Give the material again in full, matching it exactly.

:::

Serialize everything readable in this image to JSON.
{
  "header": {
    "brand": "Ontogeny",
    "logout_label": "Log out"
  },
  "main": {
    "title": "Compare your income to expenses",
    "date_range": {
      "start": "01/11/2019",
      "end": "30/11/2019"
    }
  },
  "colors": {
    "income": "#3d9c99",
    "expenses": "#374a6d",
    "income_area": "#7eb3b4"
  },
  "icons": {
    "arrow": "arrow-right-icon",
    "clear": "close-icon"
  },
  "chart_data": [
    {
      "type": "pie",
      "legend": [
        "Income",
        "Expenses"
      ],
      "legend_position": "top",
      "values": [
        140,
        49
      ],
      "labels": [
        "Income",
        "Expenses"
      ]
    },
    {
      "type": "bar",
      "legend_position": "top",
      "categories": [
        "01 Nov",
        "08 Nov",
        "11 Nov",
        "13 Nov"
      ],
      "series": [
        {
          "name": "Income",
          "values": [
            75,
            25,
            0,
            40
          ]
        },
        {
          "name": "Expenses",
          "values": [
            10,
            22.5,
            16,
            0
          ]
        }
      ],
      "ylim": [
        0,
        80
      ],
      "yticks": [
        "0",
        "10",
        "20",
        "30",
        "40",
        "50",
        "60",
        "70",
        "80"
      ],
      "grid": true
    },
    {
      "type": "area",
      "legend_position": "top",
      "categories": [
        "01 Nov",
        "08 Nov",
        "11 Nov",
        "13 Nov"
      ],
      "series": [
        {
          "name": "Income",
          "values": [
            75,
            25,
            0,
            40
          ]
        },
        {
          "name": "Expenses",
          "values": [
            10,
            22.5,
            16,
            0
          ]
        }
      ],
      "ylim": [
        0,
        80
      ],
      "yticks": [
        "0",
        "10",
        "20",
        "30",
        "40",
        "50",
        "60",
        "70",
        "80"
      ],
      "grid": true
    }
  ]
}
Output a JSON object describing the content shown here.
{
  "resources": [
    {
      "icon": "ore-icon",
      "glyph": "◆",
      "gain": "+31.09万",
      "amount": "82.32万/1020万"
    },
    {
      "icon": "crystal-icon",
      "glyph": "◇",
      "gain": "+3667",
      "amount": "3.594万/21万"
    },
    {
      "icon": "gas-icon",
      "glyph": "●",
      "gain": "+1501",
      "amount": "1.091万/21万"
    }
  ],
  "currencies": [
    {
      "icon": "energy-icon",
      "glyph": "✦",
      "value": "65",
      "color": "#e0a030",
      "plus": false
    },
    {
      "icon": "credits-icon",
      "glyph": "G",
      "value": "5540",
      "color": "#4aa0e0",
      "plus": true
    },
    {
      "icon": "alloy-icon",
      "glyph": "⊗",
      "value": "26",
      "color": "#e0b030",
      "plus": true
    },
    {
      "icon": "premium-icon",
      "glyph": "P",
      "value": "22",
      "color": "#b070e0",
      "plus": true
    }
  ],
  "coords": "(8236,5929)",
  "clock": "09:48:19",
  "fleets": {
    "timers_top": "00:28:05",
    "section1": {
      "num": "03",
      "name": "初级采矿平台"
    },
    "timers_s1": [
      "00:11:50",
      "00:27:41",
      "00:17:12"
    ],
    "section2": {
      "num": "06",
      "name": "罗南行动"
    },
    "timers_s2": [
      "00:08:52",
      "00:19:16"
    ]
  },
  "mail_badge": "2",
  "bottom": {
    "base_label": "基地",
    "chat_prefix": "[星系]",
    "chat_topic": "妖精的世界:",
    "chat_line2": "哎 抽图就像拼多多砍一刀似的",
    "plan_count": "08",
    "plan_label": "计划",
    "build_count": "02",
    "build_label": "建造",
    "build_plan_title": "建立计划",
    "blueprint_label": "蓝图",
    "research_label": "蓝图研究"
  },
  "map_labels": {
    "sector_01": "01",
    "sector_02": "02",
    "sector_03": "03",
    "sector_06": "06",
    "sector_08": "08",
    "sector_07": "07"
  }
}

:::

◆ Answer to the exercise
Serialize everything readable in this image to JSON.
{
  "header": {
    "brand": "Ontogeny",
    "logout_label": "Log out"
  },
  "main": {
    "title": "Compare your income to expenses",
    "date_range": {
      "start": "01/11/2019",
      "end": "30/11/2019"
    }
  },
  "colors": {
    "income": "#3d9c99",
    "expenses": "#374a6d",
    "income_area": "#7eb3b4"
  },
  "icons": {
    "arrow": "arrow-right-icon",
    "clear": "close-icon"
  },
  "chart_data": [
    {
      "type": "pie",
      "legend": [
        "Income",
        "Expenses"
      ],
      "legend_position": "top",
      "values": [
        140,
        49
      ],
      "labels": [
        "Income",
        "Expenses"
      ]
    },
    {
      "type": "bar",
      "legend_position": "top",
      "categories": [
        "01 Nov",
        "08 Nov",
        "11 Nov",
        "13 Nov"
      ],
      "series": [
        {
          "name": "Income",
          "values": [
            75,
            25,
            0,
            40
          ]
        },
        {
          "name": "Expenses",
          "values": [
            10,
            22.5,
            16,
            0
          ]
        }
      ],
      "ylim": [
        0,
        80
      ],
      "yticks": [
        "0",
        "10",
        "20",
        "30",
        "40",
        "50",
        "60",
        "70",
        "80"
      ],
      "grid": true
    },
    {
      "type": "area",
      "legend_position": "top",
      "categories": [
        "01 Nov",
        "08 Nov",
        "11 Nov",
        "13 Nov"
      ],
      "series": [
        {
          "name": "Income",
          "values": [
            75,
            25,
            0,
            40
          ]
        },
        {
          "name": "Expenses",
          "values": [
            10,
            22.5,
            16,
            0
          ]
        }
      ],
      "ylim": [
        0,
        80
      ],
      "yticks": [
        "0",
        "10",
        "20",
        "30",
        "40",
        "50",
        "60",
        "70",
        "80"
      ],
      "grid": true
    }
  ]
}
Output a JSON object describing the content shown here.
{
  "resources": [
    {
      "icon": "ore-icon",
      "glyph": "◆",
      "gain": "+31.09万",
      "amount": "82.32万/1020万"
    },
    {
      "icon": "crystal-icon",
      "glyph": "◇",
      "gain": "+3667",
      "amount": "3.594万/21万"
    },
    {
      "icon": "gas-icon",
      "glyph": "●",
      "gain": "+1501",
      "amount": "1.091万/21万"
    }
  ],
  "currencies": [
    {
      "icon": "energy-icon",
      "glyph": "✦",
      "value": "65",
      "color": "#e0a030",
      "plus": false
    },
    {
      "icon": "credits-icon",
      "glyph": "G",
      "value": "5540",
      "color": "#4aa0e0",
      "plus": true
    },
    {
      "icon": "alloy-icon",
      "glyph": "⊗",
      "value": "26",
      "color": "#e0b030",
      "plus": true
    },
    {
      "icon": "premium-icon",
      "glyph": "P",
      "value": "22",
      "color": "#b070e0",
      "plus": true
    }
  ],
  "coords": "(8236,5929)",
  "clock": "09:48:19",
  "fleets": {
    "timers_top": "00:28:05",
    "section1": {
      "num": "03",
      "name": "初级采矿平台"
    },
    "timers_s1": [
      "00:11:50",
      "00:27:41",
      "00:17:12"
    ],
    "section2": {
      "num": "06",
      "name": "罗南行动"
    },
    "timers_s2": [
      "00:08:52",
      "00:19:16"
    ]
  },
  "mail_badge": "2",
  "bottom": {
    "base_label": "基地",
    "chat_prefix": "[星系]",
    "chat_topic": "妖精的世界:",
    "chat_line2": "哎 抽图就像拼多多砍一刀似的",
    "plan_count": "08",
    "plan_label": "计划",
    "build_count": "02",
    "build_label": "建造",
    "build_plan_title": "建立计划",
    "blueprint_label": "蓝图",
    "research_label": "蓝图研究"
  },
  "map_labels": {
    "sector_01": "01",
    "sector_02": "02",
    "sector_03": "03",
    "sector_06": "06",
    "sector_08": "08",
    "sector_07": "07"
  }
}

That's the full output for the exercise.